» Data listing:
===

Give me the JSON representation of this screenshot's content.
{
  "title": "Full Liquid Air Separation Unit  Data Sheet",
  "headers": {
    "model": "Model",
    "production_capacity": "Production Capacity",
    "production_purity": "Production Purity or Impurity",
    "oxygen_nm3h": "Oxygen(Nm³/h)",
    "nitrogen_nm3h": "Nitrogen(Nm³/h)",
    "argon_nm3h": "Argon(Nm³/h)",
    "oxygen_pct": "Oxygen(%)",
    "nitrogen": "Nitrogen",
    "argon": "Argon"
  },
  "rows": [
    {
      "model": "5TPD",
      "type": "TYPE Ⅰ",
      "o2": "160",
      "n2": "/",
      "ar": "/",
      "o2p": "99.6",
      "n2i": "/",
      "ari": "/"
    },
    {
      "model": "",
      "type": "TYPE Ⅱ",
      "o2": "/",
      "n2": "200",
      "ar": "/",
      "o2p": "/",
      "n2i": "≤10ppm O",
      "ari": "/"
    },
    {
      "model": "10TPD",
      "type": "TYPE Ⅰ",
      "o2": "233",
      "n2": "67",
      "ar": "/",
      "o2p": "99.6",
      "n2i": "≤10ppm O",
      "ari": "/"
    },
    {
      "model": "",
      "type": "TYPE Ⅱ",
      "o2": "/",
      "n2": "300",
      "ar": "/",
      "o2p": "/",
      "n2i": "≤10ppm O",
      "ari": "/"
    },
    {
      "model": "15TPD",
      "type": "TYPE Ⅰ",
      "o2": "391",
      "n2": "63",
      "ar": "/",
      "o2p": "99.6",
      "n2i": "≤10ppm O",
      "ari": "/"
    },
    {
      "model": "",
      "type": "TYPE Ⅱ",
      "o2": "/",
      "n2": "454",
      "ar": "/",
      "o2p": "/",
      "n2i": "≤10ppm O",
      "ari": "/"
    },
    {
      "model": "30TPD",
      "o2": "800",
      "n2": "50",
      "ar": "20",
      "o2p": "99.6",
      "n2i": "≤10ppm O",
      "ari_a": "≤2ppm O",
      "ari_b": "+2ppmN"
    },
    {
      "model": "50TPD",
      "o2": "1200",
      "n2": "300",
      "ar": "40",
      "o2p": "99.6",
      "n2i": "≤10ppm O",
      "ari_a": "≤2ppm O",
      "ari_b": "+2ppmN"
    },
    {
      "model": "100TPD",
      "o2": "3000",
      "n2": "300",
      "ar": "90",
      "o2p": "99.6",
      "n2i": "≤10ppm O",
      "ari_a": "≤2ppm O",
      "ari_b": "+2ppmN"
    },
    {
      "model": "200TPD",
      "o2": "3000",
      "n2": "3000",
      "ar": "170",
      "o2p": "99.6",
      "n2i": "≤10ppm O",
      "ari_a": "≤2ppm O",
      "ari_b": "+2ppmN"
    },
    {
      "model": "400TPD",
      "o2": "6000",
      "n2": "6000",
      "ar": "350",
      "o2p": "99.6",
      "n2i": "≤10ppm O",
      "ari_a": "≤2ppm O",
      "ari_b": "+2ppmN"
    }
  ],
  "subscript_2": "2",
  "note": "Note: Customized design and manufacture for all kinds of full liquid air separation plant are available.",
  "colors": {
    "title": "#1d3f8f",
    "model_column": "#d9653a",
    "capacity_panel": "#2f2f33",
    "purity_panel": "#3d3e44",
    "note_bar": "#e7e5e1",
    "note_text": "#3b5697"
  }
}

===

» WRITTEN EXERCISE:
Copy out all the entries shown above, character for character.

» RESULT OF THE TASK:
Give me the JSON representation of this screenshot's content.
{
  "title": "Full Liquid Air Separation Unit  Data Sheet",
  "headers": {
    "model": "Model",
    "production_capacity": "Production Capacity",
    "production_purity": "Production Purity or Impurity",
    "oxygen_nm3h": "Oxygen(Nm³/h)",
    "nitrogen_nm3h": "Nitrogen(Nm³/h)",
    "argon_nm3h": "Argon(Nm³/h)",
    "oxygen_pct": "Oxygen(%)",
    "nitrogen": "Nitrogen",
    "argon": "Argon"
  },
  "rows": [
    {
      "model": "5TPD",
      "type": "TYPE Ⅰ",
      "o2": "160",
      "n2": "/",
      "ar": "/",
      "o2p": "99.6",
      "n2i": "/",
      "ari": "/"
    },
    {
      "model": "",
      "type": "TYPE Ⅱ",
      "o2": "/",
      "n2": "200",
      "ar": "/",
      "o2p": "/",
      "n2i": "≤10ppm O",
      "ari": "/"
    },
    {
      "model": "10TPD",
      "type": "TYPE Ⅰ",
      "o2": "233",
      "n2": "67",
      "ar": "/",
      "o2p": "99.6",
      "n2i": "≤10ppm O",
      "ari": "/"
    },
    {
      "model": "",
      "type": "TYPE Ⅱ",
      "o2": "/",
      "n2": "300",
      "ar": "/",
      "o2p": "/",
      "n2i": "≤10ppm O",
      "ari": "/"
    },
    {
      "model": "15TPD",
      "type": "TYPE Ⅰ",
      "o2": "391",
      "n2": "63",
      "ar": "/",
      "o2p": "99.6",
      "n2i": "≤10ppm O",
      "ari": "/"
    },
    {
      "model": "",
      "type": "TYPE Ⅱ",
      "o2": "/",
      "n2": "454",
      "ar": "/",
      "o2p": "/",
      "n2i": "≤10ppm O",
      "ari": "/"
    },
    {
      "model": "30TPD",
      "o2": "800",
      "n2": "50",
      "ar": "20",
      "o2p": "99.6",
      "n2i": "≤10ppm O",
      "ari_a": "≤2ppm O",
      "ari_b": "+2ppmN"
    },
    {
      "model": "50TPD",
      "o2": "1200",
      "n2": "300",
      "ar": "40",
      "o2p": "99.6",
      "n2i": "≤10ppm O",
      "ari_a": "≤2ppm O",
      "ari_b": "+2ppmN"
    },
    {
      "model": "100TPD",
      "o2": "3000",
      "n2": "300",
      "ar": "90",
      "o2p": "99.6",
      "n2i": "≤10ppm O",
      "ari_a": "≤2ppm O",
      "ari_b": "+2ppmN"
    },
    {
      "model": "200TPD",
      "o2": "3000",
      "n2": "3000",
      "ar": "170",
      "o2p": "99.6",
      "n2i": "≤10ppm O",
      "ari_a": "≤2ppm O",
      "ari_b": "+2ppmN"
    },
    {
      "model": "400TPD",
      "o2": "6000",
      "n2": "6000",
      "ar": "350",
      "o2p": "99.6",
      "n2i": "≤10ppm O",
      "ari_a": "≤2ppm O",
      "ari_b": "+2ppmN"
    }
  ],
  "subscript_2": "2",
  "note": "Note: Customized design and manufacture for all kinds of full liquid air separation plant are available.",
  "colors": {
    "title": "#1d3f8f",
    "model_column": "#d9653a",
    "capacity_panel": "#2f2f33",
    "purity_panel": "#3d3e44",
    "note_bar": "#e7e5e1",
    "note_text": "#3b5697"
  }
}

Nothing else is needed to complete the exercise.